Instrucción dada A
Reproduce sin cambios las líneas del listado, empezando por la primera y siguiendo hasta la línea que contiene "arrow-icon: ▶ [944,882,953,896]", esta incluida.

Página

-=-=-=-=-

# 2 parlantes en un rollo de papel higiénico



## Kyon (Jul 2, 2007)

Un día de estos, viendo 2 pequeños parlantes que andaban por ahí, se me ocurrió una estúpida forma da usarlos para algo, lo que se me ocurrió fue meterlos en un rollo que papel higiénico, conectarlos a un puerto de auriculares y conectarlos a un Mp3.
Aun no he ensamblado ese atroz parlante  
>>>Que opinan ustedes? (no conozco las especificaciones de los parlantes)


----------



## gaston sj (Jul 2, 2007)

jaja que buen dibujo esos parlantes se ven muy bien parece una bazooca saludos


----------



## Pablo16 (Jul 2, 2007)

Es una buena idea, hice lo mismo con un tubo PVC y es mas resistente, puedes adaptarle un amplificador pequeño , te recomiendo el siguiente www.electronica2000.com en la seccion de amplificador viene uno que dice 'AMPLIFICADOR PARA PERSONAS CON PROBLEMAS DE AUDICION' funciona si no mal recuerdo con una pila de 9v, es bueno para unos parlantes pequeños y cabe perfectamente en el tubo, saludos


----------



## Kyon (Jul 3, 2007)

Dano dijo:
			
		

> No entiendo que opinión quieres saber.Saludos



la opinión sobre: el rollo que papel higiénico como caja para los parlantes
y esos dos parlantes conectados a un iPod


----------



## Dano (Jul 3, 2007)

La idea es simple y efectiva, una solución simple si no se dispone de algún otro material.


Saludos


----------



## NapalmCandy (Ago 13, 2007)

Supongo que no buscas calidad, el rollo de papel higienico apenas hará de caja de resonancia por su extrema delgadez, y mejor pon los altavoces en contrafase de forma que cuando el de la derecha salga el de la izquierda entre, porque si los pones en fase estarán continuamente luchando el uno contra el otro.


----------



## Fogonazo (Ago 13, 2007)

Respecto a tu idea me parece: Original, Creativa y un poquitin escatologica.

Algo asi se vende para automoviles con potencia incluida (No esta hecho con un rollo de papel higienico) y parlantes de 10 o + pulgadas.

Saludos


----------



## Pablo16 (Ago 13, 2007)

Fogonazo, tu sabes de que material se hacen esos 'recintos' que dices? son las 'bazookas'? solo he visto que es una especie de madera muy flexible.


----------



## Fogonazo (Ago 13, 2007)

No tengo la mas remota idea:

Se me ocurre que se podria fabricar con enchapado fenolico de 4 mm (Parecido al terciado), se moja, mojado se ablanda y se le dara la forma con algun molde o sobre un caño, al secarce deveria mantener la forma (Previo encolado).

O tal vez con caño plastico de desague (Los hay de todas medidas)

-=-=-=-=-

Listado proporcionado
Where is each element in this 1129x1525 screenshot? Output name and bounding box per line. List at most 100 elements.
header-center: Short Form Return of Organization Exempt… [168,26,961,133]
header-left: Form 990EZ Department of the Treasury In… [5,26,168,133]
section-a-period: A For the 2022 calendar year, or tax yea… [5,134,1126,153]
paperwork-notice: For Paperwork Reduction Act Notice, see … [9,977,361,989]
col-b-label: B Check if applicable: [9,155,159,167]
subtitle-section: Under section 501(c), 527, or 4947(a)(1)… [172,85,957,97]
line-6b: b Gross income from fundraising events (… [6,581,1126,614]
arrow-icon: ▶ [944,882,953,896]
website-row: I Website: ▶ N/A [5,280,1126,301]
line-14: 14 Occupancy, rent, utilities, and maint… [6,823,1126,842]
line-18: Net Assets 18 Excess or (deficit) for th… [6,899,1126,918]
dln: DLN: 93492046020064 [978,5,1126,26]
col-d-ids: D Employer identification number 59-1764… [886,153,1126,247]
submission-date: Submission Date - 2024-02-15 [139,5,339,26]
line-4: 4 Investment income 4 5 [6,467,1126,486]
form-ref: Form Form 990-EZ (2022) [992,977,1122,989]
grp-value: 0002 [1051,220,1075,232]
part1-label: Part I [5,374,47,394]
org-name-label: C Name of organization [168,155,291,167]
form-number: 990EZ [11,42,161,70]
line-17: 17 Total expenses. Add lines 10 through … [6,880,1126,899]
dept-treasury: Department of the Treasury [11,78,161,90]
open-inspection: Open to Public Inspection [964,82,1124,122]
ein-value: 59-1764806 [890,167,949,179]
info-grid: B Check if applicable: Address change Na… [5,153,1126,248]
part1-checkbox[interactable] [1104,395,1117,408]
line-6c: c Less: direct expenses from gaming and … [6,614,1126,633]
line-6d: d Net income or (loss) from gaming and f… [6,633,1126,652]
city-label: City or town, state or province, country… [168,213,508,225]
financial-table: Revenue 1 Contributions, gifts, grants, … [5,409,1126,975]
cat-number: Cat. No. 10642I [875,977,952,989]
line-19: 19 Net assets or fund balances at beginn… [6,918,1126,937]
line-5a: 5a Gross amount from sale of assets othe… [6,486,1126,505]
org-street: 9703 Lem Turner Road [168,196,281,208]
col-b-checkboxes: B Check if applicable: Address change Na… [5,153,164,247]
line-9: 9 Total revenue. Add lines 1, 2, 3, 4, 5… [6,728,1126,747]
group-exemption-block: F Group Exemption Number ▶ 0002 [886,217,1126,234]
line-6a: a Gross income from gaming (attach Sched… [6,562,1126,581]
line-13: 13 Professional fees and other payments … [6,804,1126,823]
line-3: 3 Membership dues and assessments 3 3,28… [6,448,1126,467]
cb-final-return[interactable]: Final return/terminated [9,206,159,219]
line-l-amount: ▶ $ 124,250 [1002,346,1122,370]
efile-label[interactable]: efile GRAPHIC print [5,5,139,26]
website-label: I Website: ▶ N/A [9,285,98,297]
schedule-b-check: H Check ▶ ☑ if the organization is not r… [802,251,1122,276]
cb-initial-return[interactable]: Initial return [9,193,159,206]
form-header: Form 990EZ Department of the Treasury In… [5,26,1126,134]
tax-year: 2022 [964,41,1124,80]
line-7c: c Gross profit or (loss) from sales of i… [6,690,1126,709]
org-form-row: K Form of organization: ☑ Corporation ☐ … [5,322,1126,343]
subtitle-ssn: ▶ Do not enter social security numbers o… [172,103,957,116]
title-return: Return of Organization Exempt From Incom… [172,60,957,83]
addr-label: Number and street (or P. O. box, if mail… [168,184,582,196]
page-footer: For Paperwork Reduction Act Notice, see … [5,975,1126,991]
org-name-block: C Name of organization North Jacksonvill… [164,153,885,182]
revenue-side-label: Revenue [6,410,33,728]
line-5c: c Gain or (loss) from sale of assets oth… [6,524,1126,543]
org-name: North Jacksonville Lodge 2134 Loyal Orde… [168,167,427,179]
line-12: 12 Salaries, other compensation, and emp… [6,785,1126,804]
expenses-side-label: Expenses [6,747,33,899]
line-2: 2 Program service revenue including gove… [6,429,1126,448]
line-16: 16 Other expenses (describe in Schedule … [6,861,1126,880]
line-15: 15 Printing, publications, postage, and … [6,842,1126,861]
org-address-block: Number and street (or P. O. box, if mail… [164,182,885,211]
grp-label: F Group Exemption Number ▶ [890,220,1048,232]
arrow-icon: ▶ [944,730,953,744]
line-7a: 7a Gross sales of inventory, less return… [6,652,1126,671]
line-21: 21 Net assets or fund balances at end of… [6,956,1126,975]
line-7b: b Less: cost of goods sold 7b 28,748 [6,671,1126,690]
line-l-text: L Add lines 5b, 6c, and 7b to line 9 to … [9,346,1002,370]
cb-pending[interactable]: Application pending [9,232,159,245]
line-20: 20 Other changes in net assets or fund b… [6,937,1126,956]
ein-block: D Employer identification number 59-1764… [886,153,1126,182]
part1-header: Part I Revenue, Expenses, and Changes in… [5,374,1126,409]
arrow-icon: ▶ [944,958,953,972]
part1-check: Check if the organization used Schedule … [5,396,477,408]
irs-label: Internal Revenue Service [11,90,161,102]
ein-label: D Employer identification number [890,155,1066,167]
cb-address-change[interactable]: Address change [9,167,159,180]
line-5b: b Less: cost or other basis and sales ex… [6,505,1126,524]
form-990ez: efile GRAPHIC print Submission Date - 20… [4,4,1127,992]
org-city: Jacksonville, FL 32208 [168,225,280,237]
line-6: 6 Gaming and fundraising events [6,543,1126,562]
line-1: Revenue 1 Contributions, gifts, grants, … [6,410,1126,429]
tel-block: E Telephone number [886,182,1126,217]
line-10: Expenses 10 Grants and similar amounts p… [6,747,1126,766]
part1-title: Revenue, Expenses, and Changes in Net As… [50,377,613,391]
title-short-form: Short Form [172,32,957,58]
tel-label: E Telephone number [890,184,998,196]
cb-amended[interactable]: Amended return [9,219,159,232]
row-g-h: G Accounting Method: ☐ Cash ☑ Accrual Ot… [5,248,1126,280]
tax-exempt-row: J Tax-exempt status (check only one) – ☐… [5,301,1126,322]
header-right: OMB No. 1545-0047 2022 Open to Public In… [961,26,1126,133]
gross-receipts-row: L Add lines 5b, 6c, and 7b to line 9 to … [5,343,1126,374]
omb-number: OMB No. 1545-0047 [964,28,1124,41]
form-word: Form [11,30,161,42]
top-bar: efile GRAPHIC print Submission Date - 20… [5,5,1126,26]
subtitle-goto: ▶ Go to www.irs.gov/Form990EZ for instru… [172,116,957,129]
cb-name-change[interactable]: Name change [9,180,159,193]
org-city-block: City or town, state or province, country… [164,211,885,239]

-=-=-=-=-

Instrucción dada B
Sigue escribiendo el hilo sobre los parlantes en un rollo de papel higiénico a partir de donde se detiene.

Respuesta correcta A
Where is each element in this 1129x1525 screenshot? Output name and bounding box per line. List at most 100 elements.
header-center: Short Form Return of Organization Exempt… [168,26,961,133]
header-left: Form 990EZ Department of the Treasury In… [5,26,168,133]
section-a-period: A For the 2022 calendar year, or tax yea… [5,134,1126,153]
paperwork-notice: For Paperwork Reduction Act Notice, see … [9,977,361,989]
col-b-label: B Check if applicable: [9,155,159,167]
subtitle-section: Under section 501(c), 527, or 4947(a)(1)… [172,85,957,97]
line-6b: b Gross income from fundraising events (… [6,581,1126,614]
arrow-icon: ▶ [944,882,953,896]

Respuesta correcta B
O tal vez con 3 o mas anillos de madera del tamaño de los parlantes, luegos los envuelves con tiras de fenolico o fibrofacil (Algo asi como un barril de madera), esta me gusta.

Si haces alguna la patentamos juntos, Saludos


----------



## Pablo16 (Ago 13, 2007)

JAJAJA tenlo por seguro, por lo que he visto son de enchapado muy delgado, he visto maderas que se enroollan como si fueran papel, talvez con varias capas de eso, hace tiempo se me ocurrio cortar varios anillos e irlos pegando, es una buena opcion y te va la libertad de lijarlo y darle alguna forma hexagonal, etc. Cuando tenga MDF de desperdicio que sobre de algun bafle voy a armar algo asi, ya te andare publicando las fotos . Saludos


----------



## tecnicdeso (Ago 24, 2007)

un push pull bazokero. !Yo se otro con una caja de zapatos!

Lo que nadie sabe es como hacer un amplificador con dos patatas, una cebolla y dos ajos tiernos....

Un saludo inventores...


----------



## electronica-2000 (Oct 31, 2007)

hola : acabo de armar algo parecido pero mas loko.  arme un parlante con un imán cuadrado papel y un pedazo de bobina . enrolle el papel en el imán y la bobina sobre el papel. xd

salu2


----------



## maxep (Jun 2, 2008)

con respecto a la bazooka,.
los armo con carton prensado.. pero ahora que lo pienso mejor.. seria mejor colar el carton. mojarlo asi se hablanda y darle la forma.. y aque por ahora yo le daba la forma solo con el pegamento y doblando lentamente.. 
la de la foto la arme hoy con carton de 1,5 mm, es unamini bazoka  de 19cm x 19 cm. da un buen sonido y..ah es par aun parlante de 6".
saludos.. le puse wat en su interior hace que suene algo asi mas lindo


----------



## Alfgu (Jun 3, 2008)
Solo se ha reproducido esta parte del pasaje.